● **Exercise goal**
Scan each line of the records for the word "name" and extract the ones that have it.
[Start of The data]
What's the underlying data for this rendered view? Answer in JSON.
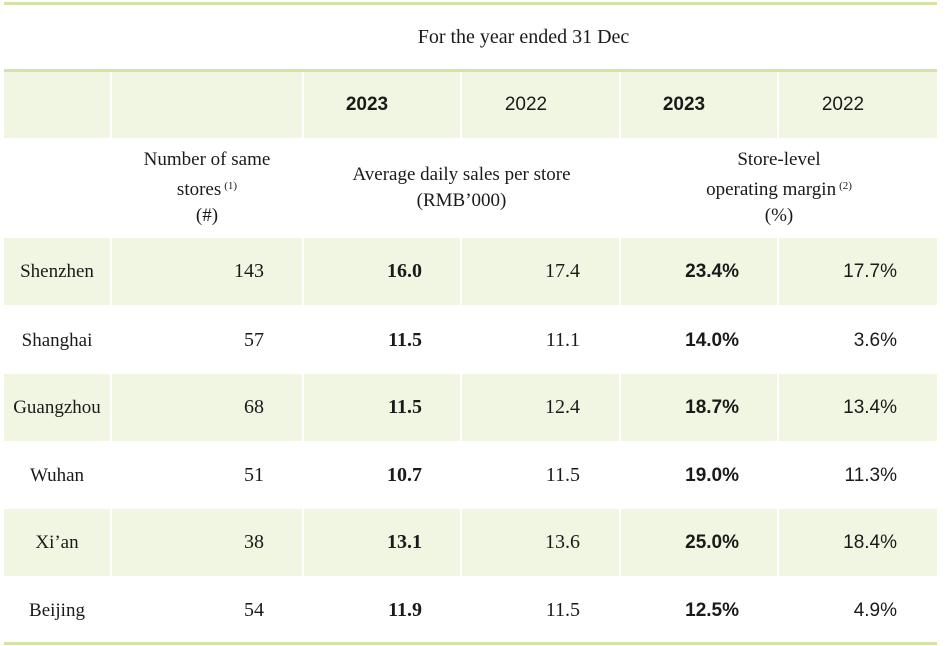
{
  "header": {
    "period": "For the year ended 31 Dec",
    "years": [
      "2023",
      "2022",
      "2023",
      "2022"
    ],
    "stores_label_line1": "Number of same",
    "stores_label_line2": "stores",
    "stores_note": "(1)",
    "stores_unit": "(#)",
    "sales_label": "Average daily sales per store",
    "sales_unit": "(RMB’000)",
    "margin_label_line1": "Store-level",
    "margin_label_line2": "operating margin",
    "margin_note": "(2)",
    "margin_unit": "(%)"
  },
  "rows": [
    {
      "city": "Shenzhen",
      "stores": "143",
      "sales_2023": "16.0",
      "sales_2022": "17.4",
      "margin_2023": "23.4%",
      "margin_2022": "17.7%"
    },
    {
      "city": "Shanghai",
      "stores": "57",
      "sales_2023": "11.5",
      "sales_2022": "11.1",
      "margin_2023": "14.0%",
      "margin_2022": "3.6%"
    },
    {
      "city": "Guangzhou",
      "stores": "68",
      "sales_2023": "11.5",
      "sales_2022": "12.4",
      "margin_2023": "18.7%",
      "margin_2022": "13.4%"
    },
    {
      "city": "Wuhan",
      "stores": "51",
      "sales_2023": "10.7",
      "sales_2022": "11.5",
      "margin_2023": "19.0%",
      "margin_2022": "11.3%"
    },
    {
      "city": "Xi’an",
      "stores": "38",
      "sales_2023": "13.1",
      "sales_2022": "13.6",
      "margin_2023": "25.0%",
      "margin_2022": "18.4%"
    },
    {
      "city": "Beijing",
      "stores": "54",
      "sales_2023": "11.9",
      "sales_2022": "11.5",
      "margin_2023": "12.5%",
      "margin_2022": "4.9%"
    }
  ],
  "colors": {
    "band": "#f1f6e2",
    "rule": "#d3e3a7",
    "text": "#1a1a1a"
  }
}
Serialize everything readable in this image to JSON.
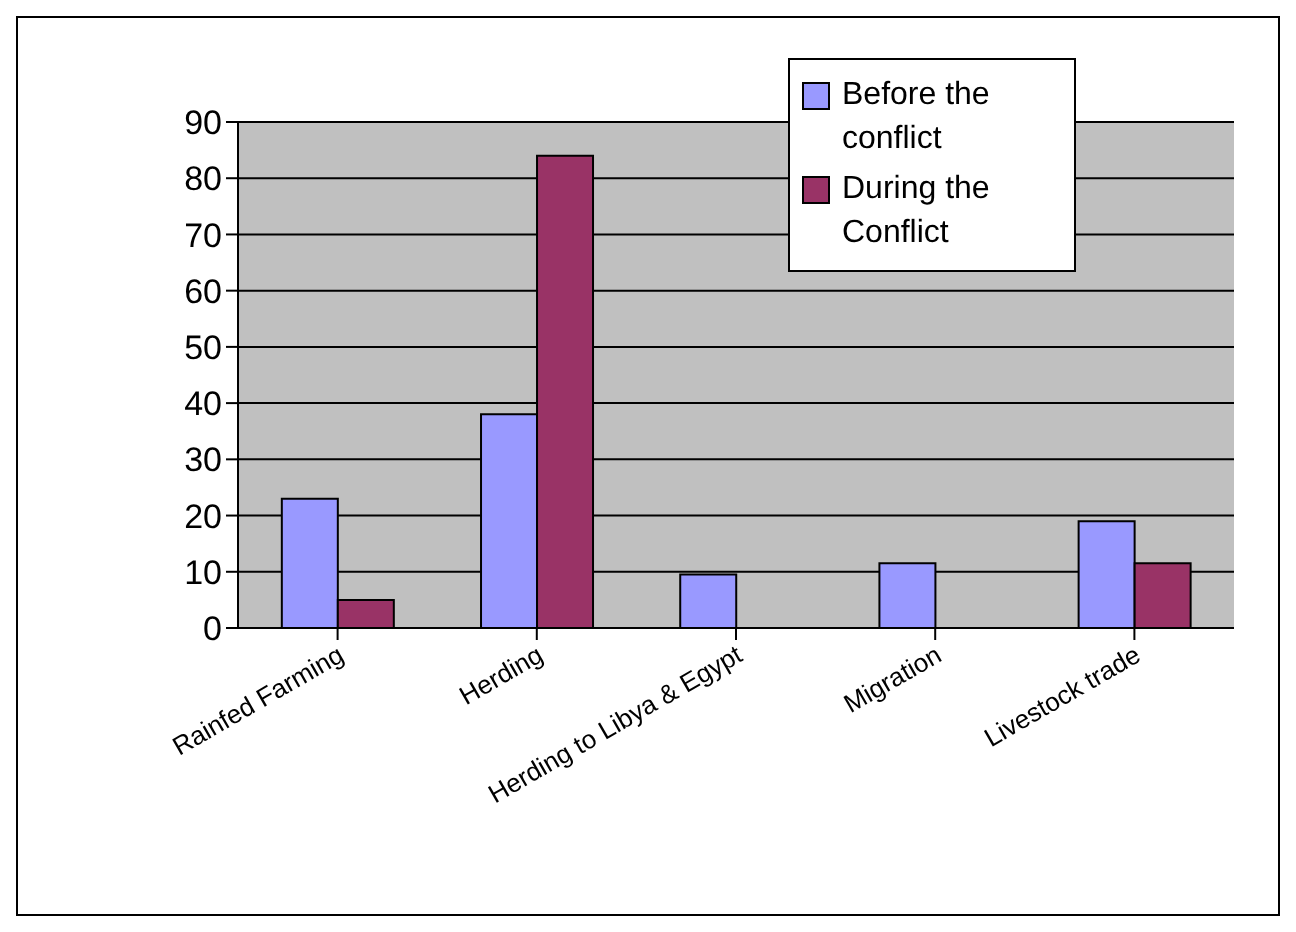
{
  "chart_data": {
    "type": "bar",
    "categories": [
      "Rainfed Farming",
      "Herding",
      "Herding to Libya & Egypt",
      "Migration",
      "Livestock trade"
    ],
    "series": [
      {
        "name": "Before the conflict",
        "color": "#9999ff",
        "values": [
          23,
          38,
          9.5,
          11.5,
          19
        ]
      },
      {
        "name": "During the Conflict",
        "color": "#993366",
        "values": [
          5,
          84,
          0,
          0,
          11.5
        ]
      }
    ],
    "ylim": [
      0,
      90
    ],
    "yticks": [
      0,
      10,
      20,
      30,
      40,
      50,
      60,
      70,
      80,
      90
    ],
    "grid": "y",
    "legend": "top right"
  }
}
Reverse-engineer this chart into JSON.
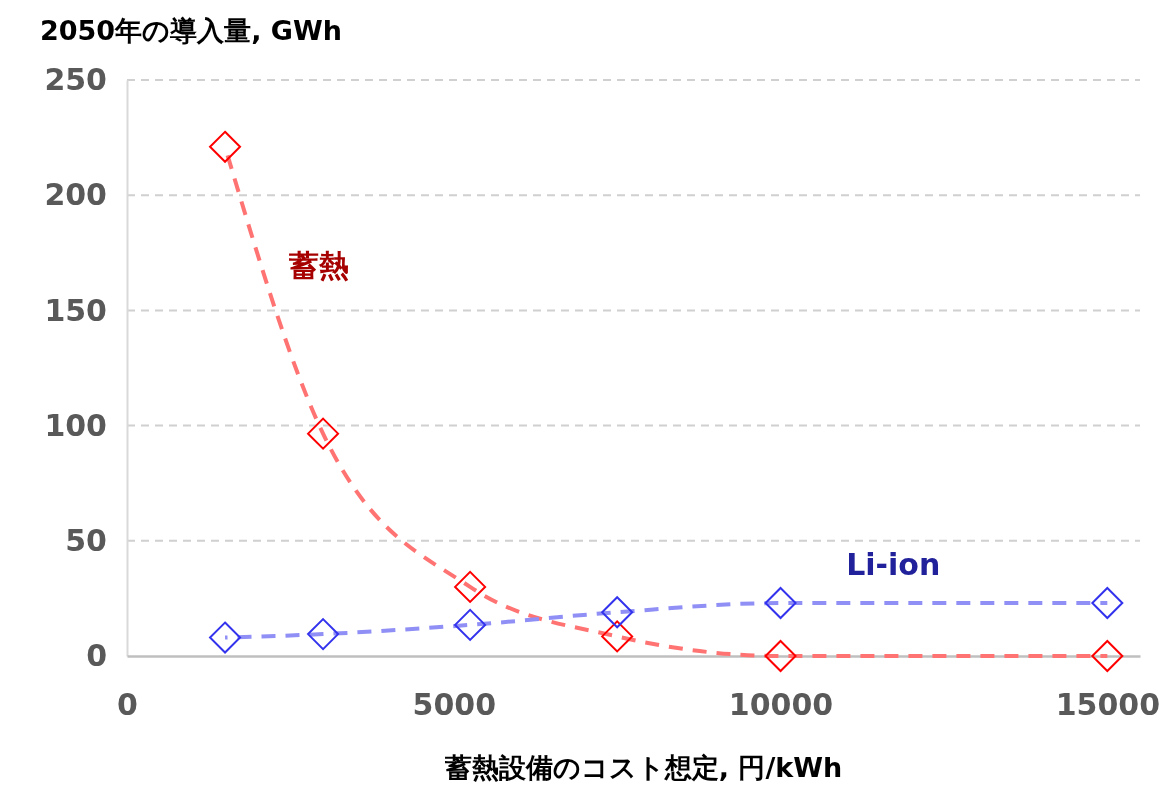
{
  "chart_data": {
    "type": "line",
    "title": "2050年の導入量, GWh",
    "xlabel": "蓄熱設備のコスト想定, 円/kWh",
    "x": [
      1500,
      3000,
      5250,
      7500,
      10000,
      15000
    ],
    "series": [
      {
        "name": "蓄熱",
        "color": "#ff0000",
        "values": [
          221,
          96.5,
          30,
          8.5,
          0,
          0
        ]
      },
      {
        "name": "Li-ion",
        "color": "#3333ee",
        "values": [
          8,
          9.5,
          13.5,
          19,
          23,
          23
        ]
      }
    ],
    "xlim": [
      0,
      15500
    ],
    "xticks": [
      0,
      5000,
      10000,
      15000
    ],
    "ylim": [
      0,
      250
    ],
    "yticks": [
      0,
      50,
      100,
      150,
      200,
      250
    ],
    "grid": "y",
    "marker": "diamond",
    "line_style": "dashed"
  }
}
[End of The data]
● **Response for this exercise**
        "name": "Before the conflict",
        "name": "During the Conflict",
        "name": "蓄熱",
        "name": "Li-ion",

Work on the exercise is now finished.